+++ Provided material +++

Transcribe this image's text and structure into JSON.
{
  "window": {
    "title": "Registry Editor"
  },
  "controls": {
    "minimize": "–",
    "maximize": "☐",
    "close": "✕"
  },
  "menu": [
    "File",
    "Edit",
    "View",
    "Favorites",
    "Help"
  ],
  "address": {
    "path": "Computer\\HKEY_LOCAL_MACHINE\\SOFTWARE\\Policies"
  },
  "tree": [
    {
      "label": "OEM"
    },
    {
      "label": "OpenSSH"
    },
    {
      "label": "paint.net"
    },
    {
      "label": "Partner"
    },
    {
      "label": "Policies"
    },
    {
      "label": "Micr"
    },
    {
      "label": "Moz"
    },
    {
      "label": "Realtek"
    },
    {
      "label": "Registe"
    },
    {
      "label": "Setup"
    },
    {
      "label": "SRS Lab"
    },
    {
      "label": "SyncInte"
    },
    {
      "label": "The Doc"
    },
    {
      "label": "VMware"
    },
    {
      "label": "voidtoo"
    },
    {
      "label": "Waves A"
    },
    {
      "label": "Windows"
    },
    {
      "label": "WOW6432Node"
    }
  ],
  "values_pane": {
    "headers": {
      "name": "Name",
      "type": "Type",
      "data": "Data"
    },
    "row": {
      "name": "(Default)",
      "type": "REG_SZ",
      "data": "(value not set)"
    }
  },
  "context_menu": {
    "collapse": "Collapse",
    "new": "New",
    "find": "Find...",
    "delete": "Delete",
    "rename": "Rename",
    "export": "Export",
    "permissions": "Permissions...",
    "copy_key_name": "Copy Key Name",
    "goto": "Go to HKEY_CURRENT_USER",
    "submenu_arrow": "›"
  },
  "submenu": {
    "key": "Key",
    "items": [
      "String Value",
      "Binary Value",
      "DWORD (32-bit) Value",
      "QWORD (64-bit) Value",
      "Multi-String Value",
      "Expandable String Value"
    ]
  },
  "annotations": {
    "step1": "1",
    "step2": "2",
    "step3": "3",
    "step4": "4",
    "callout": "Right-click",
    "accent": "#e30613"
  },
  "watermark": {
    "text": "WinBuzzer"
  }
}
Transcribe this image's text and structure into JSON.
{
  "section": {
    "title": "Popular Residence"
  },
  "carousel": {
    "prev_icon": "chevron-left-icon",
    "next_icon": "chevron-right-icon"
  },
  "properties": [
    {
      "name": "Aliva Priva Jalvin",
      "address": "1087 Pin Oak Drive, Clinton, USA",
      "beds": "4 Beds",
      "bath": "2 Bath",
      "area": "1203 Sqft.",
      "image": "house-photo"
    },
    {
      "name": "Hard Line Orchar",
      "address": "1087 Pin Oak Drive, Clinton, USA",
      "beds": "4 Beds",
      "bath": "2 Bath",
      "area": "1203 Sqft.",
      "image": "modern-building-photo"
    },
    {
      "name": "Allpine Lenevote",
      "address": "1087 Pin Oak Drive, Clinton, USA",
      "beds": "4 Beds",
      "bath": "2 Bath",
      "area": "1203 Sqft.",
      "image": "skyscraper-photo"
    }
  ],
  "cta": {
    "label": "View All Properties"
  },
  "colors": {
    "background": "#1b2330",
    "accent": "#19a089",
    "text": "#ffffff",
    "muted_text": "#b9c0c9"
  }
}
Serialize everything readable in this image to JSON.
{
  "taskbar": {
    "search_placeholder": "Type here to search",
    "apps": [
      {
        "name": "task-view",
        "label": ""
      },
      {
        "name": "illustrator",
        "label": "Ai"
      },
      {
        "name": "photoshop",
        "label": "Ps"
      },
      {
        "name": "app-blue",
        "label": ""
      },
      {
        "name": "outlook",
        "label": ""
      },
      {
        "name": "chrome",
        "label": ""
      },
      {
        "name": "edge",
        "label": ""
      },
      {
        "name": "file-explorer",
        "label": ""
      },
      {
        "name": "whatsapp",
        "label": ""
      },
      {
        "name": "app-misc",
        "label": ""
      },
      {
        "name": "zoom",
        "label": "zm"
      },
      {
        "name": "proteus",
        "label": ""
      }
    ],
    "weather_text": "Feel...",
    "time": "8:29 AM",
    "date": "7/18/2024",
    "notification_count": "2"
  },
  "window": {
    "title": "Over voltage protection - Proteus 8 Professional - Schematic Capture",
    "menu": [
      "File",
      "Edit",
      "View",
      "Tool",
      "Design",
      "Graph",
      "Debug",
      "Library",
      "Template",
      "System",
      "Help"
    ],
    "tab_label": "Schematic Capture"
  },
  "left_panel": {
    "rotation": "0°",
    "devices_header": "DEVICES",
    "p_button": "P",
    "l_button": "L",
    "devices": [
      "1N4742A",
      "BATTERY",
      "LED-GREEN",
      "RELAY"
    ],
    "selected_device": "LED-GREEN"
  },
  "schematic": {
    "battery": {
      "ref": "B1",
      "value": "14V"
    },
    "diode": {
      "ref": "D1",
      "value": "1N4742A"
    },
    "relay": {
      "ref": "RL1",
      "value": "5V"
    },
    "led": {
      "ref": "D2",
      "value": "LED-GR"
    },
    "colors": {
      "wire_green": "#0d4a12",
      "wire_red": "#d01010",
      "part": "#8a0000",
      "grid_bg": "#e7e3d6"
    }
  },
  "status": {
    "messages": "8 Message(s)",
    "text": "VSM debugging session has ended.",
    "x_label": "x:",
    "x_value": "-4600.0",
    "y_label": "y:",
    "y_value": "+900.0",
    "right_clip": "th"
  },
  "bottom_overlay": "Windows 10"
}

+++

▶ **Request**:
Copy each entry exactly, with nothing added or dropped.

▶ **Correct output**:
Transcribe this image's text and structure into JSON.
{
  "window": {
    "title": "Registry Editor"
  },
  "controls": {
    "minimize": "–",
    "maximize": "☐",
    "close": "✕"
  },
  "menu": [
    "File",
    "Edit",
    "View",
    "Favorites",
    "Help"
  ],
  "address": {
    "path": "Computer\\HKEY_LOCAL_MACHINE\\SOFTWARE\\Policies"
  },
  "tree": [
    {
      "label": "OEM"
    },
    {
      "label": "OpenSSH"
    },
    {
      "label": "paint.net"
    },
    {
      "label": "Partner"
    },
    {
      "label": "Policies"
    },
    {
      "label": "Micr"
    },
    {
      "label": "Moz"
    },
    {
      "label": "Realtek"
    },
    {
      "label": "Registe"
    },
    {
      "label": "Setup"
    },
    {
      "label": "SRS Lab"
    },
    {
      "label": "SyncInte"
    },
    {
      "label": "The Doc"
    },
    {
      "label": "VMware"
    },
    {
      "label": "voidtoo"
    },
    {
      "label": "Waves A"
    },
    {
      "label": "Windows"
    },
    {
      "label": "WOW6432Node"
    }
  ],
  "values_pane": {
    "headers": {
      "name": "Name",
      "type": "Type",
      "data": "Data"
    },
    "row": {
      "name": "(Default)",
      "type": "REG_SZ",
      "data": "(value not set)"
    }
  },
  "context_menu": {
    "collapse": "Collapse",
    "new": "New",
    "find": "Find...",
    "delete": "Delete",
    "rename": "Rename",
    "export": "Export",
    "permissions": "Permissions...",
    "copy_key_name": "Copy Key Name",
    "goto": "Go to HKEY_CURRENT_USER",
    "submenu_arrow": "›"
  },
  "submenu": {
    "key": "Key",
    "items": [
      "String Value",
      "Binary Value",
      "DWORD (32-bit) Value",
      "QWORD (64-bit) Value",
      "Multi-String Value",
      "Expandable String Value"
    ]
  },
  "annotations": {
    "step1": "1",
    "step2": "2",
    "step3": "3",
    "step4": "4",
    "callout": "Right-click",
    "accent": "#e30613"
  },
  "watermark": {
    "text": "WinBuzzer"
  }
}
Transcribe this image's text and structure into JSON.
{
  "section": {
    "title": "Popular Residence"
  },
  "carousel": {
    "prev_icon": "chevron-left-icon",
    "next_icon": "chevron-right-icon"
  },
  "properties": [
    {
      "name": "Aliva Priva Jalvin",
      "address": "1087 Pin Oak Drive, Clinton, USA",
      "beds": "4 Beds",
      "bath": "2 Bath",
      "area": "1203 Sqft.",
      "image": "house-photo"
    },
    {
      "name": "Hard Line Orchar",
      "address": "1087 Pin Oak Drive, Clinton, USA",
      "beds": "4 Beds",
      "bath": "2 Bath",
      "area": "1203 Sqft.",
      "image": "modern-building-photo"
    },
    {
      "name": "Allpine Lenevote",
      "address": "1087 Pin Oak Drive, Clinton, USA",
      "beds": "4 Beds",
      "bath": "2 Bath",
      "area": "1203 Sqft.",
      "image": "skyscraper-photo"
    }
  ],
  "cta": {
    "label": "View All Properties"
  },
  "colors": {
    "background": "#1b2330",
    "accent": "#19a089",
    "text": "#ffffff",
    "muted_text": "#b9c0c9"
  }
}
Serialize everything readable in this image to JSON.
{
  "taskbar": {
    "search_placeholder": "Type here to search",
    "apps": [
      {
        "name": "task-view",
        "label": ""
      },
      {
        "name": "illustrator",
        "label": "Ai"
      },
      {
        "name": "photoshop",
        "label": "Ps"
      },
      {
        "name": "app-blue",
        "label": ""
      },
      {
        "name": "outlook",
        "label": ""
      },
      {
        "name": "chrome",
        "label": ""
      },
      {
        "name": "edge",
        "label": ""
      },
      {
        "name": "file-explorer",
        "label": ""
      },
      {
        "name": "whatsapp",
        "label": ""
      },
      {
        "name": "app-misc",
        "label": ""
      },
      {
        "name": "zoom",
        "label": "zm"
      },
      {
        "name": "proteus",
        "label": ""
      }
    ],
    "weather_text": "Feel...",
    "time": "8:29 AM",
    "date": "7/18/2024",
    "notification_count": "2"
  },
  "window": {
    "title": "Over voltage protection - Proteus 8 Professional - Schematic Capture",
    "menu": [
      "File",
      "Edit",
      "View",
      "Tool",
      "Design",
      "Graph",
      "Debug",
      "Library",
      "Template",
      "System",
      "Help"
    ],
    "tab_label": "Schematic Capture"
  },
  "left_panel": {
    "rotation": "0°",
    "devices_header": "DEVICES",
    "p_button": "P",
    "l_button": "L",
    "devices": [
      "1N4742A",
      "BATTERY",
      "LED-GREEN",
      "RELAY"
    ],
    "selected_device": "LED-GREEN"
  },
  "schematic": {
    "battery": {
      "ref": "B1",
      "value": "14V"
    },
    "diode": {
      "ref": "D1",
      "value": "1N4742A"
    },
    "relay": {
      "ref": "RL1",
      "value": "5V"
    },
    "led": {
      "ref": "D2",
      "value": "LED-GR"
    },
    "colors": {
      "wire_green": "#0d4a12",
      "wire_red": "#d01010",
      "part": "#8a0000",
      "grid_bg": "#e7e3d6"
    }
  },
  "status": {
    "messages": "8 Message(s)",
    "text": "VSM debugging session has ended.",
    "x_label": "x:",
    "x_value": "-4600.0",
    "y_label": "y:",
    "y_value": "+900.0",
    "right_clip": "th"
  },
  "bottom_overlay": "Windows 10"
}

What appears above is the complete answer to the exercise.